• Objective:
Find the lines holding the string "JSON" in the data, then copy all of them.

####

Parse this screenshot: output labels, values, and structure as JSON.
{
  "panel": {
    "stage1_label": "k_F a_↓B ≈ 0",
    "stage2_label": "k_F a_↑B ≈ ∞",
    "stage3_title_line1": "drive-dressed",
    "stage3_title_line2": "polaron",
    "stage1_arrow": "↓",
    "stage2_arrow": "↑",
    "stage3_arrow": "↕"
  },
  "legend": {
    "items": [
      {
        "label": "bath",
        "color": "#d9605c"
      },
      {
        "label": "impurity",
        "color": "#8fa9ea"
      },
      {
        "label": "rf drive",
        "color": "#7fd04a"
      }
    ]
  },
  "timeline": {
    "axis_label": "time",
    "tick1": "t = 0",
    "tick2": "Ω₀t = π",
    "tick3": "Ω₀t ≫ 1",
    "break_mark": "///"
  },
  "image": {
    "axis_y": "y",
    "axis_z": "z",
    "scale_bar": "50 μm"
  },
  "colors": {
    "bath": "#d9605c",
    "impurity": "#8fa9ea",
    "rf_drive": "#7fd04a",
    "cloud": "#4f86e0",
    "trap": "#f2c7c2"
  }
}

####

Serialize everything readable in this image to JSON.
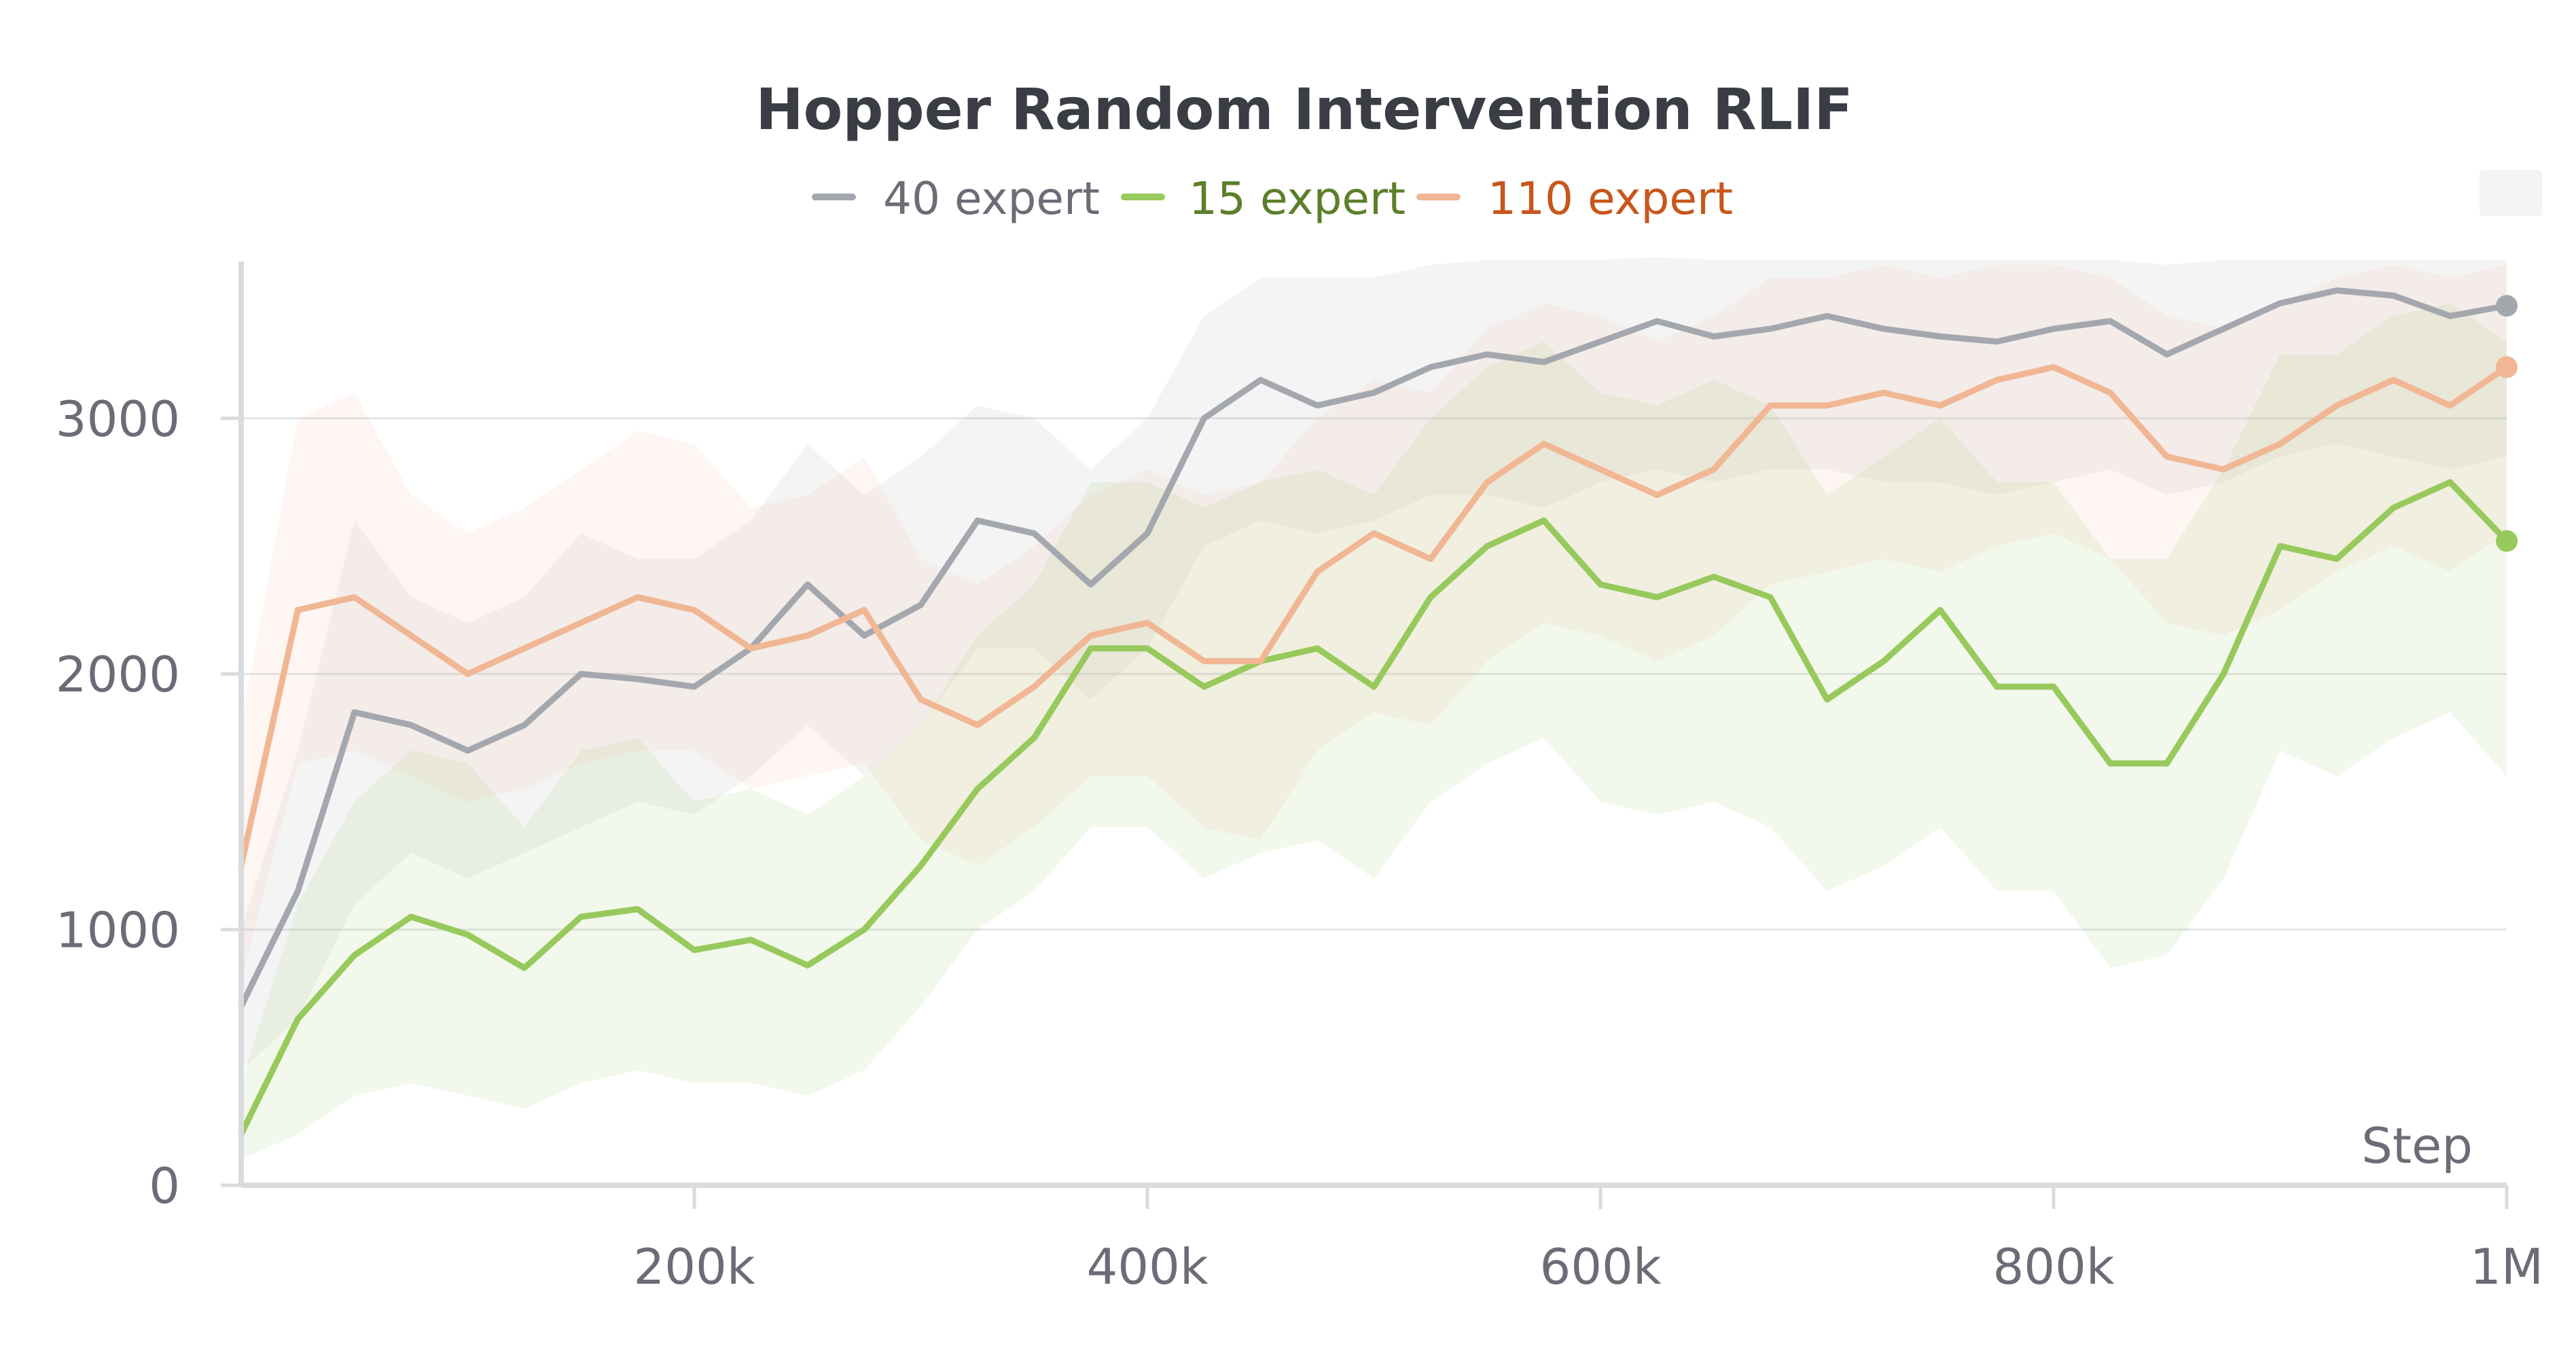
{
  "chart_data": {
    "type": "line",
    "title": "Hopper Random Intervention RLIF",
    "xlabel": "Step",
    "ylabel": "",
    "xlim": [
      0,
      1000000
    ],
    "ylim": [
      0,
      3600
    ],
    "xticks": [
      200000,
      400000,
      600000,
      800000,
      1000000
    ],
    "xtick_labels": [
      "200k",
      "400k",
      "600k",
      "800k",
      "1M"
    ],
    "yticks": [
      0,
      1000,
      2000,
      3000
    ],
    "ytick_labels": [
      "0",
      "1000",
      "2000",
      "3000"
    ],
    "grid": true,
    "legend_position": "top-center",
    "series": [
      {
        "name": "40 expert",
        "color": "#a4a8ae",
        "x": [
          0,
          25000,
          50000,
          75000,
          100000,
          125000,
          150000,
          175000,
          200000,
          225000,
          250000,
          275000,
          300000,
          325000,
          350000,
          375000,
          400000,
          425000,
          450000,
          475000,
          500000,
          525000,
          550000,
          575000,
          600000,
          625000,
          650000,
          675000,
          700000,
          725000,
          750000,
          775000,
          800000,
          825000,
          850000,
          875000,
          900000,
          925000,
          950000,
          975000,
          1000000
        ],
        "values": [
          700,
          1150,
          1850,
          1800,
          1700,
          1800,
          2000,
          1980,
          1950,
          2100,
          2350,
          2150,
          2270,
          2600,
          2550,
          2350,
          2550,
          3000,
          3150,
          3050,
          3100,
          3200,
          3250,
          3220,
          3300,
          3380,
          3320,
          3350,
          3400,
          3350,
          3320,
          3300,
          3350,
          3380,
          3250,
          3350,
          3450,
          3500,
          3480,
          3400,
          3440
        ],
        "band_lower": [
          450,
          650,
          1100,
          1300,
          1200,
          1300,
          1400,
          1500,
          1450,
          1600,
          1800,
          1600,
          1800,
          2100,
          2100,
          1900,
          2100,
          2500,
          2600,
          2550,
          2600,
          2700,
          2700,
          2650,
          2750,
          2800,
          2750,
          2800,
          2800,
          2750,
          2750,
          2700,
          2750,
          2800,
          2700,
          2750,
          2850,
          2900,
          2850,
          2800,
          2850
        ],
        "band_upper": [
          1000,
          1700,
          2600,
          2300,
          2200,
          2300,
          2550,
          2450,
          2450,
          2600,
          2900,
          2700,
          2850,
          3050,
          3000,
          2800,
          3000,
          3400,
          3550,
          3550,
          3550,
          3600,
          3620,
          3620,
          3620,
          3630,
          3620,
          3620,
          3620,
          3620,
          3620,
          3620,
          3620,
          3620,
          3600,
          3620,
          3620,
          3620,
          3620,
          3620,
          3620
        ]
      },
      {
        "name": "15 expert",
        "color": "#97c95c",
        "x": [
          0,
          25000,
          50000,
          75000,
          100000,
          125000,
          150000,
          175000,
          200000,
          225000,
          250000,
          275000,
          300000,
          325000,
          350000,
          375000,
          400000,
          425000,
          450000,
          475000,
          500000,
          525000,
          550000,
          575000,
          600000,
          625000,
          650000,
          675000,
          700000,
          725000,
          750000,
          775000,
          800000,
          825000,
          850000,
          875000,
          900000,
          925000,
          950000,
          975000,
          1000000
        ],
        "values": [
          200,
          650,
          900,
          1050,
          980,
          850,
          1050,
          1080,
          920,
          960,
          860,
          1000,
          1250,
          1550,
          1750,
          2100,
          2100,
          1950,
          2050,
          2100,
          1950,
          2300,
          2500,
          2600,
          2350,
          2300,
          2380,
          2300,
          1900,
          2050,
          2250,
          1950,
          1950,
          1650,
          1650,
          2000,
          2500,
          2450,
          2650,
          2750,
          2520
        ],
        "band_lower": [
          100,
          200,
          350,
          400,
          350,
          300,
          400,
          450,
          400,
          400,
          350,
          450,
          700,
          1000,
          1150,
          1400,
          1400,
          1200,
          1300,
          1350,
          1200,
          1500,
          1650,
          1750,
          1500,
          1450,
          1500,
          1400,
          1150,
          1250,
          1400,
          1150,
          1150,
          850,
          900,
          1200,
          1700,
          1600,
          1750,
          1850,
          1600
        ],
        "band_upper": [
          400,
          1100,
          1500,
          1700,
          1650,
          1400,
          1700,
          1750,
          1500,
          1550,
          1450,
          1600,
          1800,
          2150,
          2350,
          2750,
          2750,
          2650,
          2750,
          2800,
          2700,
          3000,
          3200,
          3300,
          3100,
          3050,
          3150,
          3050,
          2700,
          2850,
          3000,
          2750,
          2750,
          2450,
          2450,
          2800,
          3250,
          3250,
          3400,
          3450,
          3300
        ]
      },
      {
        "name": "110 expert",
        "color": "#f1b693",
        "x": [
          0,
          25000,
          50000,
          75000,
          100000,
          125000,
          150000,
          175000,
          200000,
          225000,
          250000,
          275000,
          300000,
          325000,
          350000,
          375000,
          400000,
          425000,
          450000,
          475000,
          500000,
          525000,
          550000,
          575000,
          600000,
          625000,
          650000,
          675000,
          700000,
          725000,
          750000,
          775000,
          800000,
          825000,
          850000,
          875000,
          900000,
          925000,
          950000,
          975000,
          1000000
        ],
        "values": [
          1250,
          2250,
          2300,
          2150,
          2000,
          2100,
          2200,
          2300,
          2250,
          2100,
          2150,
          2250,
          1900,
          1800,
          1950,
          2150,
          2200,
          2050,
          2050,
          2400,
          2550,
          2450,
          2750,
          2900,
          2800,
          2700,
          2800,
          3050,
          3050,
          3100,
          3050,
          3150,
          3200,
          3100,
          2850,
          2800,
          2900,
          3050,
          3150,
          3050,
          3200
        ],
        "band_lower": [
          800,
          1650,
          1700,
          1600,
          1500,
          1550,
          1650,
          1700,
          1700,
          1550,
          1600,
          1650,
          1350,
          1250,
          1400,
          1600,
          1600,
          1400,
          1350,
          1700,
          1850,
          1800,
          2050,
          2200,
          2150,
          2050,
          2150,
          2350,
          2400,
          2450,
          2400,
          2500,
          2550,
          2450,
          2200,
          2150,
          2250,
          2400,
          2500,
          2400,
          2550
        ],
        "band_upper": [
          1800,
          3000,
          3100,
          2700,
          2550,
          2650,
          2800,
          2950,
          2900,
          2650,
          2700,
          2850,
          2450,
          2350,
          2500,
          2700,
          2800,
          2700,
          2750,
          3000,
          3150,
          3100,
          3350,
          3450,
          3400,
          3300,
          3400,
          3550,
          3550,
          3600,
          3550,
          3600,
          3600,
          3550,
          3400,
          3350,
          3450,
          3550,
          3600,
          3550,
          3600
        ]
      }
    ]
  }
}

####

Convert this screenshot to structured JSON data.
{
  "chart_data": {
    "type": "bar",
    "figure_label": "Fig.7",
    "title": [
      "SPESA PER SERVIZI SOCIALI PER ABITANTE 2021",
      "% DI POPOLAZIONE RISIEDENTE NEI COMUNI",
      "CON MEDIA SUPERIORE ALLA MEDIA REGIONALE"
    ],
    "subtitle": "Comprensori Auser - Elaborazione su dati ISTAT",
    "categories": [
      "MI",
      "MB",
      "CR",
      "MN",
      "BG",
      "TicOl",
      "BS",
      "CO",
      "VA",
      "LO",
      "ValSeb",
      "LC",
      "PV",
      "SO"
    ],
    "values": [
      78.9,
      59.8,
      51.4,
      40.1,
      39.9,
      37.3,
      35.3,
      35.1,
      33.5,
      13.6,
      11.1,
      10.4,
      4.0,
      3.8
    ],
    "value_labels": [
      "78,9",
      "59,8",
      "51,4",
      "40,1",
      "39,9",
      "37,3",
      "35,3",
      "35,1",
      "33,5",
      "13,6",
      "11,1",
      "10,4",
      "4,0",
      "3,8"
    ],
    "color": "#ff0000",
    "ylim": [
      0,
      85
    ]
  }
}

####

• Response to this task:
Parse this screenshot: output labels, values, and structure as JSON.
Serialize everything readable in this image to JSON.
Convert this screenshot to structured JSON data.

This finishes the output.